▸ **Instructions to follow**: Recast everything from the start of the records down to the line containing "author-name[interactable]: Nejra Coric" as a Markdown table with the columns Row and Record, numbering each line and leaving out blank lines.

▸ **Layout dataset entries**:

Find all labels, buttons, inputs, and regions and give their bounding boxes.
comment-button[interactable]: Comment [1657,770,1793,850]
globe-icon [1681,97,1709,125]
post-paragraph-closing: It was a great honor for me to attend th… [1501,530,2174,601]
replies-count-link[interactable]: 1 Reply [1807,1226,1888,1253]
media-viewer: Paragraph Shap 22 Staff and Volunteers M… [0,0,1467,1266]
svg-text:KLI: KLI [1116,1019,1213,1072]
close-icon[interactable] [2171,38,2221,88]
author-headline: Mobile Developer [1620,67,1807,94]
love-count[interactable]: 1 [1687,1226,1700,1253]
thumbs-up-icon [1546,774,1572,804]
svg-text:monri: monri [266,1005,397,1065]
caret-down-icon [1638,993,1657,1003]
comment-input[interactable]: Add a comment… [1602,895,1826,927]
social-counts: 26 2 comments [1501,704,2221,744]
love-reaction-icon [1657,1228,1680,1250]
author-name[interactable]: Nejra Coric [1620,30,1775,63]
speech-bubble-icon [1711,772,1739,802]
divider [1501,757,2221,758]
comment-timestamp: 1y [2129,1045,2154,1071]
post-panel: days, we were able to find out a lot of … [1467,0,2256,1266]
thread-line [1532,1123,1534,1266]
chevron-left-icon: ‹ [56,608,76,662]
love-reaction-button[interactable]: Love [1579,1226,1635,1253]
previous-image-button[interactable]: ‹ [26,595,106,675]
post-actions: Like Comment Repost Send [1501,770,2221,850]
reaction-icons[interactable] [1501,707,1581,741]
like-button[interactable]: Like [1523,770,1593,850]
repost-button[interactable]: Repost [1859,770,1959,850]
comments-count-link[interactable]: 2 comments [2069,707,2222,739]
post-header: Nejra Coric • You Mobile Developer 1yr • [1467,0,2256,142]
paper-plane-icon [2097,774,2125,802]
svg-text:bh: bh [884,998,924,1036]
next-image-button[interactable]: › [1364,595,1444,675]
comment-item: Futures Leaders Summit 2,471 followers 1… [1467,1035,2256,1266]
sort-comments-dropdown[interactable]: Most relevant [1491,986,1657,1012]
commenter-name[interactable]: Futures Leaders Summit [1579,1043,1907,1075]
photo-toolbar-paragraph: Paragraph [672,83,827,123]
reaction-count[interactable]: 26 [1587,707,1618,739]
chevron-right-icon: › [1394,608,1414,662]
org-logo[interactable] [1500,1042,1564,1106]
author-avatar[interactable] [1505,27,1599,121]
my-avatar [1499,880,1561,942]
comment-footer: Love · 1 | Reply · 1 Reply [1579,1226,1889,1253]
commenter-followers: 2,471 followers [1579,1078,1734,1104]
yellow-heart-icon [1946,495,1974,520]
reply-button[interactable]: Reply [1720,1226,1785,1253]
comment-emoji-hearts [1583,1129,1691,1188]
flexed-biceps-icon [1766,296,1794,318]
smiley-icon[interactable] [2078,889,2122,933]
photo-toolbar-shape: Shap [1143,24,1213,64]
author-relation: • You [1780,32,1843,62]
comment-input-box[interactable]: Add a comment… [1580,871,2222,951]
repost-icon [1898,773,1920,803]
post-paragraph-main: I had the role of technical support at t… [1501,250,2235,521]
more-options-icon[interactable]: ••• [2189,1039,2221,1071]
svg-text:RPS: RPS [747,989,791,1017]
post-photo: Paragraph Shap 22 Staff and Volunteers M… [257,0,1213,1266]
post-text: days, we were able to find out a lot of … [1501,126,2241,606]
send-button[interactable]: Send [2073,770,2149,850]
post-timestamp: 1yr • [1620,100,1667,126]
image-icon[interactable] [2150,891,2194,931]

▸ **Exercise result**:
| Row | Record |
|---|---|
| 1 | Find all labels, buttons, inputs, and regions and give their bounding boxes. |
| 2 | comment-button[interactable]: Comment [1657,770,1793,850] |
| 3 | globe-icon [1681,97,1709,125] |
| 4 | post-paragraph-closing: It was a great honor for me to attend th… [1501,530,2174,601] |
| 5 | replies-count-link[interactable]: 1 Reply [1807,1226,1888,1253] |
| 6 | media-viewer: Paragraph Shap 22 Staff and Volunteers M… [0,0,1467,1266] |
| 7 | svg-text:KLI: KLI [1116,1019,1213,1072] |
| 8 | close-icon[interactable] [2171,38,2221,88] |
| 9 | author-headline: Mobile Developer [1620,67,1807,94] |
| 10 | love-count[interactable]: 1 [1687,1226,1700,1253] |
| 11 | thumbs-up-icon [1546,774,1572,804] |
| 12 | svg-text:monri: monri [266,1005,397,1065] |
| 13 | caret-down-icon [1638,993,1657,1003] |
| 14 | comment-input[interactable]: Add a comment… [1602,895,1826,927] |
| 15 | social-counts: 26 2 comments [1501,704,2221,744] |
| 16 | love-reaction-icon [1657,1228,1680,1250] |
| 17 | author-name[interactable]: Nejra Coric [1620,30,1775,63] |